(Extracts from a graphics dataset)
____

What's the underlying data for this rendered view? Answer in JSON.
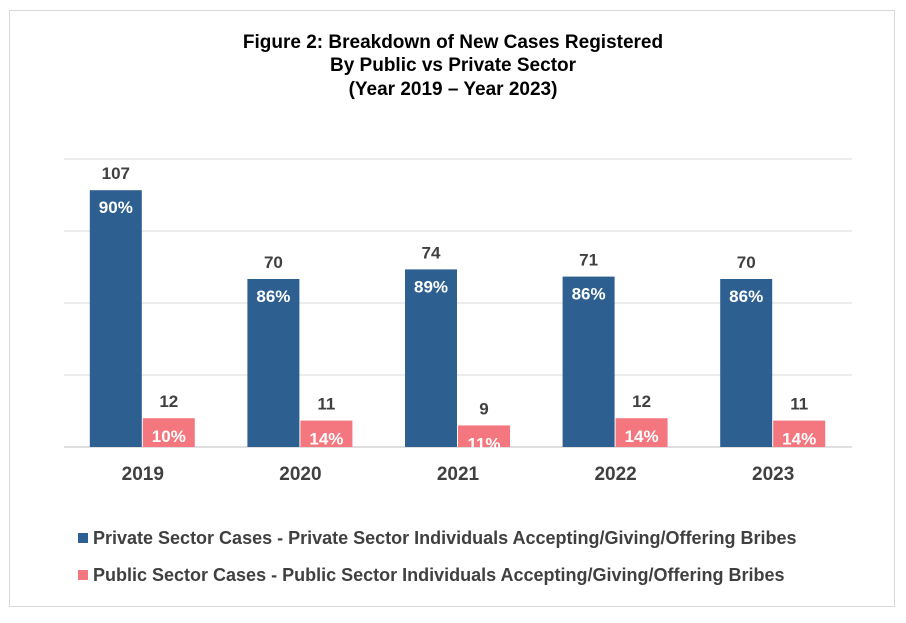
{
  "chart_data": {
    "type": "bar",
    "title": [
      "Figure 2: Breakdown of New Cases Registered",
      "By Public vs Private Sector",
      "(Year 2019 – Year 2023)"
    ],
    "categories": [
      "2019",
      "2020",
      "2021",
      "2022",
      "2023"
    ],
    "series": [
      {
        "name": "Private Sector Cases - Private Sector Individuals Accepting/Giving/Offering Bribes",
        "color": "#2e5f91",
        "values": [
          107,
          70,
          74,
          71,
          70
        ],
        "percent_labels": [
          "90%",
          "86%",
          "89%",
          "86%",
          "86%"
        ]
      },
      {
        "name": "Public Sector Cases - Public Sector Individuals Accepting/Giving/Offering Bribes",
        "color": "#f4777f",
        "values": [
          12,
          11,
          9,
          12,
          11
        ],
        "percent_labels": [
          "10%",
          "14%",
          "11%",
          "14%",
          "14%"
        ]
      }
    ],
    "ylim": [
      0,
      120
    ],
    "gridlines": [
      0,
      30,
      60,
      90,
      120
    ],
    "y_tick_labels_visible": false,
    "legend_position": "bottom"
  }
}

____

TASK PROMPT
Pull out every line above that holds the word "Bribes".

TASK SOLUTION
        "name": "Private Sector Cases - Private Sector Individuals Accepting/Giving/Offering Bribes",
        "name": "Public Sector Cases - Public Sector Individuals Accepting/Giving/Offering Bribes",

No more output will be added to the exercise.